◆ **EXCERPT TO READ**:
★ ★ ★

“The opposite of a glance…is a glimpse: because in a glance, we see only for a second,
and in a glimpse, the object shows itself only for a second.”
Caught this in a post from Chip Conley called: “How to Become a “First-Class Noticer”, in which he follows this quote with:
My patron saint of organizational theory, Abraham Maslow used the word “glimpse” to describe how we peek at our peak but often recoil almost out of a fear of success. He wrote, “We fear our highest possibility. We are generally afraid to become that which we can glimpse in our most perfect moments.”
Most people glance.
How about you? Are you open to glimpsing? Catching a glimpse of your daughter’s lovely soul. Opening your aperture to notice and feel the energy of your leadership team. Maybe you could imagine your ideal life and take a glimpse at where you’ll be (and who you’ll be with) ten years from now.
A first-class noticer is mindful and patient enough to catch a glimpse long enough for their pattern-recognizing intuition to offer them the wisdom they need at that moment. Live in that place, and your presence will genuinely become a present to those who surround you.

★ ★ ★

◆ **WHAT YOU WILL DO**:
**A.** Reproduce the passage on glances and glimpses from "Most people glance." to "who surround you.".
**B.** Write the next part of the passage on glancing and glimpsing, picking up after its final sentence.

★ ★ ★

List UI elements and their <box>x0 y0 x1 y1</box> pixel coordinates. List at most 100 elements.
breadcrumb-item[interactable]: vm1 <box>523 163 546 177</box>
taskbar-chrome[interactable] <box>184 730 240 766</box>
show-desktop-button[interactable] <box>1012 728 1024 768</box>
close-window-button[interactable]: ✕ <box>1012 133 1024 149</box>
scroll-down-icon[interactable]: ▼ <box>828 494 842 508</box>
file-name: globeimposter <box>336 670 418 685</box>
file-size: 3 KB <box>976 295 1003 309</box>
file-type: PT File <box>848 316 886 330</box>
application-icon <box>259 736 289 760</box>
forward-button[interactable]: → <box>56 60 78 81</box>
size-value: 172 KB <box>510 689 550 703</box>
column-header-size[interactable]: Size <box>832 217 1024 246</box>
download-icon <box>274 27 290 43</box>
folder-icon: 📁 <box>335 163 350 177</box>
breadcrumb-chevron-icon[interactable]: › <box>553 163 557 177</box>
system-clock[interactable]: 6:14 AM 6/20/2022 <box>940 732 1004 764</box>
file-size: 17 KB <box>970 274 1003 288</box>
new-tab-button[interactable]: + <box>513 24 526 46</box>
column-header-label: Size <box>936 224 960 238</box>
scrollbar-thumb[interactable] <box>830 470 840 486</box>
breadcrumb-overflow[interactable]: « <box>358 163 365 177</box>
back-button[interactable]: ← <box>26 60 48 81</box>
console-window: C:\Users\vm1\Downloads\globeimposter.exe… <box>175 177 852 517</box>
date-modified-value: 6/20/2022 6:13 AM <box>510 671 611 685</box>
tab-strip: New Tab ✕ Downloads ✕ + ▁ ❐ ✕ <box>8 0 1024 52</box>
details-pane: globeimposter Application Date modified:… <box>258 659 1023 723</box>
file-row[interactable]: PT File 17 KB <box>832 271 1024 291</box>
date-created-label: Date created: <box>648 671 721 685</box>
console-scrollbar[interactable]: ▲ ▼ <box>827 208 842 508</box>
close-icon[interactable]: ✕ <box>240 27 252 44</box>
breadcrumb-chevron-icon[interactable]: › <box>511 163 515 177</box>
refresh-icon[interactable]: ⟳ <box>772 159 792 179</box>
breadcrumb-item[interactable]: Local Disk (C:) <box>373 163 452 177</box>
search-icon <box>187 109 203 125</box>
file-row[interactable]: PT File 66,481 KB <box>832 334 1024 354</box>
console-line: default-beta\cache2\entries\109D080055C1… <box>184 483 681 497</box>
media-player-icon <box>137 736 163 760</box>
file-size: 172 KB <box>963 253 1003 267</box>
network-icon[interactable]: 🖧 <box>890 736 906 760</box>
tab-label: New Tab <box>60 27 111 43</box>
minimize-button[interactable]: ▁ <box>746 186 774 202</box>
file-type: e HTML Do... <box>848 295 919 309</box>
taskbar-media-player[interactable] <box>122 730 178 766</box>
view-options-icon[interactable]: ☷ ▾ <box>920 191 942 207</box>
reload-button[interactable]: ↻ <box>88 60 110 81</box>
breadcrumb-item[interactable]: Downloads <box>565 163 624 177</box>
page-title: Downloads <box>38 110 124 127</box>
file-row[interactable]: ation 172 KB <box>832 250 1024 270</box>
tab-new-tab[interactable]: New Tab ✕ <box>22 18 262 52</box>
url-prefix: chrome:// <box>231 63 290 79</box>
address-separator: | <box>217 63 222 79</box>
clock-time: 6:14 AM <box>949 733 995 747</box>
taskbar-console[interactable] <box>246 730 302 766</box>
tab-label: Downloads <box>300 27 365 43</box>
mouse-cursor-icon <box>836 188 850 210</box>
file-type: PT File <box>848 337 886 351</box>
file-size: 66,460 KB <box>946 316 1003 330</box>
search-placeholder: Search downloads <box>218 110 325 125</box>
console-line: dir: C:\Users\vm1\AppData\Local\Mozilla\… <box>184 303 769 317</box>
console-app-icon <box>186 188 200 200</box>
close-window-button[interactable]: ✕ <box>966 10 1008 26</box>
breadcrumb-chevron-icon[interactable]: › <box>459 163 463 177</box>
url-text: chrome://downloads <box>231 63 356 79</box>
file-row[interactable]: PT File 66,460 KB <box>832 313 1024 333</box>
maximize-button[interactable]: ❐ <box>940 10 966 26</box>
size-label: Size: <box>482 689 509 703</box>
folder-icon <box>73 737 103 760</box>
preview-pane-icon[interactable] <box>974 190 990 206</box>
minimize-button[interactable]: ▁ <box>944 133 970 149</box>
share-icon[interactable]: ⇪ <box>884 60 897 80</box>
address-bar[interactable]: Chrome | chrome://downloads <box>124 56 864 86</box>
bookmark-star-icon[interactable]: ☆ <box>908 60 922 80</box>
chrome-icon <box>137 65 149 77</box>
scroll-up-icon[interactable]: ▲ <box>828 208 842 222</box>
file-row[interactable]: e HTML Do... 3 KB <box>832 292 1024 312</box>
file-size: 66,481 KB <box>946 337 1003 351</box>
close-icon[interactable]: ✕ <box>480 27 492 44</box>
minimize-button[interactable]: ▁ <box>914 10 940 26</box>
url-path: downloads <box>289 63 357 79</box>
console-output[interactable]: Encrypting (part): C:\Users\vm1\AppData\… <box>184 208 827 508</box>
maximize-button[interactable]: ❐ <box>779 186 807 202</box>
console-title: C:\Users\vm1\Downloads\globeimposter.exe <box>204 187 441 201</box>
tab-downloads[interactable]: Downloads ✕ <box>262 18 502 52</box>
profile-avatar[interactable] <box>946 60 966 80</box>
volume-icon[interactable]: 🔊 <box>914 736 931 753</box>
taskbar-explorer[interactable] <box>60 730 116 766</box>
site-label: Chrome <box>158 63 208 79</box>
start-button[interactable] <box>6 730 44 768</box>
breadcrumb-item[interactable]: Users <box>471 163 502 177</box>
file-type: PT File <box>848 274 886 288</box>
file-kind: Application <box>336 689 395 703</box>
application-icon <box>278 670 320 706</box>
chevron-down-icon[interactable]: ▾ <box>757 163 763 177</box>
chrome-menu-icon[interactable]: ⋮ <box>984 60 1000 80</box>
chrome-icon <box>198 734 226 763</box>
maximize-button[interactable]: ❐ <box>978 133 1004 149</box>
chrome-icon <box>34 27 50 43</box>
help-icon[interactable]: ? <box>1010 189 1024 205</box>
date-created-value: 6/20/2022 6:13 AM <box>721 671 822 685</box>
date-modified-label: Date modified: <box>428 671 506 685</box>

★ ★ ★

◆ **REPLIES**:
**A.**
Most people glance.
How about you? Are you open to glimpsing? Catching a glimpse of your daughter’s lovely soul. Opening your aperture to notice and feel the energy of your leadership team. Maybe you could imagine your ideal life and take a glimpse at where you’ll be (and who you’ll be with) ten years from now.
A first-class noticer is mindful and patient enough to catch a glimpse long enough for their pattern-recognizing intuition to offer them the wisdom they need at that moment. Live in that place, and your presence will genuinely become a present to those who surround you.

**B.**
Thank you for this Chip, and you are indeed a first-class noticer.
I aspire to be the same. I do love it when I can “catch a glimpse” when I am working with a client. Deep listening aids this, always totally focussed on what is happening for the client beneath the words, where their energy and focus is, and sometimes you catch a glimpse of something truly special. Sometimes you even see through that glimpse what their unique gift is to the world, even if they don’t yet even see it for themselves yet. Those moments are indeed amazing to notice.